**WRITTEN INSTRUCTION**
Please swap "Python 3.10" for "Python 3.12" in everything from the start of the records down to the line containing "new-gherkin[interactable]: ◆Gherkin feature", leaving all else in those lines unchanged, and give only those lines.

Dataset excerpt
:::
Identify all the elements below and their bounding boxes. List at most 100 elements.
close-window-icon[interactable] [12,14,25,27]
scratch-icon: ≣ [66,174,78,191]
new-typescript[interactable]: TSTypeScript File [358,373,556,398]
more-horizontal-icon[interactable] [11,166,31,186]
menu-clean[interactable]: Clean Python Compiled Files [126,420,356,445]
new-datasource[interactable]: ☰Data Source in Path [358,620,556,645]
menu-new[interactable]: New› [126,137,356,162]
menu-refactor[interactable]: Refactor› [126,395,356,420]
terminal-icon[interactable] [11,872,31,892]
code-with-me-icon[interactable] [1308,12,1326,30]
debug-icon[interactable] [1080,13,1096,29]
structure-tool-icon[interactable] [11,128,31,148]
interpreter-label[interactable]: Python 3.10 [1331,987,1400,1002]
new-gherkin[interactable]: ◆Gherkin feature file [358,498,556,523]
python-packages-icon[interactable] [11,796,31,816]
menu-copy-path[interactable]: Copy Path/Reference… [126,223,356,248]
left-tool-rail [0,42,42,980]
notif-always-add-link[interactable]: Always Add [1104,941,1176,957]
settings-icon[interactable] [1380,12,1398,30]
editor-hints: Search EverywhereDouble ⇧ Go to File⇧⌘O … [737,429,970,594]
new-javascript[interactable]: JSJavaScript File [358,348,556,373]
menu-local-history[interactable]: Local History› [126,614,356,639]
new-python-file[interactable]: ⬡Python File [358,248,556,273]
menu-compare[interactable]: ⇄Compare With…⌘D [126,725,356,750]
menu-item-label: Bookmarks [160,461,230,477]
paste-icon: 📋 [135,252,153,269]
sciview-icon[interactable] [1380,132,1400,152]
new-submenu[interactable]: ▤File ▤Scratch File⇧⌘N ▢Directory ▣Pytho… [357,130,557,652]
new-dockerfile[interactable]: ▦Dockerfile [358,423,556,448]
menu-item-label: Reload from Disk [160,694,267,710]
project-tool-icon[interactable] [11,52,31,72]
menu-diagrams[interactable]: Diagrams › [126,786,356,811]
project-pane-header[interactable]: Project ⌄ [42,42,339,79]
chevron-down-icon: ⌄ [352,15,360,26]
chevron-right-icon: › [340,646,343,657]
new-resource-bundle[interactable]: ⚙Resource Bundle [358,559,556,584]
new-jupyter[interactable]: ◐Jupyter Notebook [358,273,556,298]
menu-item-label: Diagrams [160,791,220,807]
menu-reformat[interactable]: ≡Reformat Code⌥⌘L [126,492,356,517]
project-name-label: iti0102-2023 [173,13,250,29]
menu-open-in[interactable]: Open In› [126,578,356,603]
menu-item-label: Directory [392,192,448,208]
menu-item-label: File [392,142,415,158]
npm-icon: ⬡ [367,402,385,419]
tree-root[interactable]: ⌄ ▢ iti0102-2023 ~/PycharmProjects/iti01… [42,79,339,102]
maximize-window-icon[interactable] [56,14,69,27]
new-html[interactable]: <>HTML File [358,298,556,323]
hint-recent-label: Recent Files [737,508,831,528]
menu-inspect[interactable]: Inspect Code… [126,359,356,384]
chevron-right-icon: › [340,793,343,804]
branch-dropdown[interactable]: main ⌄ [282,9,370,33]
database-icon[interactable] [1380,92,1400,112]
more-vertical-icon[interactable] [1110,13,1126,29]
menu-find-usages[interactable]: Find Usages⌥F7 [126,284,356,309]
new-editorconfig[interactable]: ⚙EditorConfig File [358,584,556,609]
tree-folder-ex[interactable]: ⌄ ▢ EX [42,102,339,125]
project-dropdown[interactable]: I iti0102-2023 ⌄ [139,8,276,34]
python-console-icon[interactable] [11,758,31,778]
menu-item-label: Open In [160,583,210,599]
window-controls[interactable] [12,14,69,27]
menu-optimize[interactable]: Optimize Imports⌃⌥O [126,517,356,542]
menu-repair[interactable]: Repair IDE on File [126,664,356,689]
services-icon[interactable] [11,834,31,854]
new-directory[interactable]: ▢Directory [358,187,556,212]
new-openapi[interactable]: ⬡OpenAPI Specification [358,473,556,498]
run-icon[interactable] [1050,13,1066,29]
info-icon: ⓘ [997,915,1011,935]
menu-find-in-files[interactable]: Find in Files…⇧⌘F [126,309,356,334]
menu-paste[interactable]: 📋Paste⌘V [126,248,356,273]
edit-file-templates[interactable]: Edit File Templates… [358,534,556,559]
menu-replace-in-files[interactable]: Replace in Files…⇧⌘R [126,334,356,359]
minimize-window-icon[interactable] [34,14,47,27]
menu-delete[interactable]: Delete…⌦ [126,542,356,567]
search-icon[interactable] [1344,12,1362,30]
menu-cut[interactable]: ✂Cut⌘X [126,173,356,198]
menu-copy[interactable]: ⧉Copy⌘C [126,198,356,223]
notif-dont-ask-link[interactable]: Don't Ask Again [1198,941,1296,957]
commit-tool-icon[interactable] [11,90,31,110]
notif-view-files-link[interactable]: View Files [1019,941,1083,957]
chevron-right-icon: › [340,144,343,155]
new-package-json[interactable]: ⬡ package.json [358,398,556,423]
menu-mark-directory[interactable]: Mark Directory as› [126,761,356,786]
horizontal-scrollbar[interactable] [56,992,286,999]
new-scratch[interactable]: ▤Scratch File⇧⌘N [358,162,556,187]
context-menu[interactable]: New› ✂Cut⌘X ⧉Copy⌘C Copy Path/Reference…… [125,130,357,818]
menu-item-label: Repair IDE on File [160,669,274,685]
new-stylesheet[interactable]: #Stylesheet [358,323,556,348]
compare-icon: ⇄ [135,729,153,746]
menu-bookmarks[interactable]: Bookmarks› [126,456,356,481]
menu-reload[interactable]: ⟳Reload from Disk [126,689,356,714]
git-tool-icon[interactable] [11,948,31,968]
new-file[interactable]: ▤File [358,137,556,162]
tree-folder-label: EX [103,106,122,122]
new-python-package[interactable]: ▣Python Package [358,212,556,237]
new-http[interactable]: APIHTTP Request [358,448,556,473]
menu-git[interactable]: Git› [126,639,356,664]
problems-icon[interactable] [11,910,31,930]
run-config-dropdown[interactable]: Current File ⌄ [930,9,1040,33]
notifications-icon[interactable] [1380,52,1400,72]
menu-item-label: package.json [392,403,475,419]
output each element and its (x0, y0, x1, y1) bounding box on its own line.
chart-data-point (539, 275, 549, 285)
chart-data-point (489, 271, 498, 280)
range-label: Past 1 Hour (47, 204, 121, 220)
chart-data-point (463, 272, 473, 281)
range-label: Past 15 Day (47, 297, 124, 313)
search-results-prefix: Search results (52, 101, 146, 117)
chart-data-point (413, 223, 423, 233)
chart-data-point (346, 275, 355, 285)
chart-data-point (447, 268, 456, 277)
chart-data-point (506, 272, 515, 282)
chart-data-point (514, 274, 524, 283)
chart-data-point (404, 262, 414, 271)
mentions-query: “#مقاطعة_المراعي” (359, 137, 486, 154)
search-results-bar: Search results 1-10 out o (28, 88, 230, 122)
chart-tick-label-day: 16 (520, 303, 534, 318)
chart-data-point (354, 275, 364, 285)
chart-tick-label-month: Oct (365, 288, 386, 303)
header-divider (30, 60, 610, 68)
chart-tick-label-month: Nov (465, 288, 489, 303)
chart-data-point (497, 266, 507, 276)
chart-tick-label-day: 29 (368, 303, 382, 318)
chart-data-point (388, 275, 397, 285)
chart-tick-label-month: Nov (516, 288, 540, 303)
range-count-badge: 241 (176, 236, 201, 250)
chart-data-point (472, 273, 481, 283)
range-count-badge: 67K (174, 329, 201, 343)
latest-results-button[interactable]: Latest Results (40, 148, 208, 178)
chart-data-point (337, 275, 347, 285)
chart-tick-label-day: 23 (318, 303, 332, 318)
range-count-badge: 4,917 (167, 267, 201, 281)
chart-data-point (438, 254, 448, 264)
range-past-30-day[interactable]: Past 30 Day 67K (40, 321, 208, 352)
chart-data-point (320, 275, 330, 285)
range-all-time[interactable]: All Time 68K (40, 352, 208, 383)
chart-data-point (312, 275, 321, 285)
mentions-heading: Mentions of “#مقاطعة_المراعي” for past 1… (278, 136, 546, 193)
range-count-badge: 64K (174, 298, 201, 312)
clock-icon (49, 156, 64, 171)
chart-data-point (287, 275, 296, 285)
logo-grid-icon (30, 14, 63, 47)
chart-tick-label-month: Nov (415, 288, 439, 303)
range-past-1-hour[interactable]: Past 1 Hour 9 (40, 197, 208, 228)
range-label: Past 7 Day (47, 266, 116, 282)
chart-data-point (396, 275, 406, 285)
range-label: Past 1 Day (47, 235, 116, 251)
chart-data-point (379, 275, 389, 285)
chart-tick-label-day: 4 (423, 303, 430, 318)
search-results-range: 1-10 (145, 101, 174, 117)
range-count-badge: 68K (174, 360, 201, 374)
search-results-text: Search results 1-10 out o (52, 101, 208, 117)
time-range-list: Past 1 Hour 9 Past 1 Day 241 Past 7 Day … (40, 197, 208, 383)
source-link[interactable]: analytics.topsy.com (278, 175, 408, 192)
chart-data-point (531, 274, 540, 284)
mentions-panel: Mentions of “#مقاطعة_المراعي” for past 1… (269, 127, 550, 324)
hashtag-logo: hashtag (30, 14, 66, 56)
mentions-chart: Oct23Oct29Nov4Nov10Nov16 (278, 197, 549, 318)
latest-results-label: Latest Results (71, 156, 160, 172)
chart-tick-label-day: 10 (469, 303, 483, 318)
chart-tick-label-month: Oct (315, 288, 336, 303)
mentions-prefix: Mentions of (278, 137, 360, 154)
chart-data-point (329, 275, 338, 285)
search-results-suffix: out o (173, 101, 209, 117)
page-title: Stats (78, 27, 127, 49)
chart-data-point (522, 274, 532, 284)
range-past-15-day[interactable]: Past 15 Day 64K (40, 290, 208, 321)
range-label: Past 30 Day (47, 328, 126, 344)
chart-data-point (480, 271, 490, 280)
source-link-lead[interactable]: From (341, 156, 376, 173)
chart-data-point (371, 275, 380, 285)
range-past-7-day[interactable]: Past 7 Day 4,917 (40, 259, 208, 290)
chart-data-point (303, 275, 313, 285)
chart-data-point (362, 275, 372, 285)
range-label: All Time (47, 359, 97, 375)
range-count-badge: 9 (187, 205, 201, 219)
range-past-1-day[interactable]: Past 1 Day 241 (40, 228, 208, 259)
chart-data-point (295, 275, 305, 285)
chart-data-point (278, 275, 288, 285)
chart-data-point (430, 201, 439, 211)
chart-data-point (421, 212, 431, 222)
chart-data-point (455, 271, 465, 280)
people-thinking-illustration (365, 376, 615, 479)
:::
**OUTPUT OF THE TASK**
Identify all the elements below and their bounding boxes. List at most 100 elements.
close-window-icon[interactable] [12,14,25,27]
scratch-icon: ≣ [66,174,78,191]
new-typescript[interactable]: TSTypeScript File [358,373,556,398]
more-horizontal-icon[interactable] [11,166,31,186]
menu-clean[interactable]: Clean Python Compiled Files [126,420,356,445]
new-datasource[interactable]: ☰Data Source in Path [358,620,556,645]
menu-new[interactable]: New› [126,137,356,162]
menu-refactor[interactable]: Refactor› [126,395,356,420]
terminal-icon[interactable] [11,872,31,892]
code-with-me-icon[interactable] [1308,12,1326,30]
debug-icon[interactable] [1080,13,1096,29]
structure-tool-icon[interactable] [11,128,31,148]
interpreter-label[interactable]: Python 3.12 [1331,987,1400,1002]
new-gherkin[interactable]: ◆Gherkin feature file [358,498,556,523]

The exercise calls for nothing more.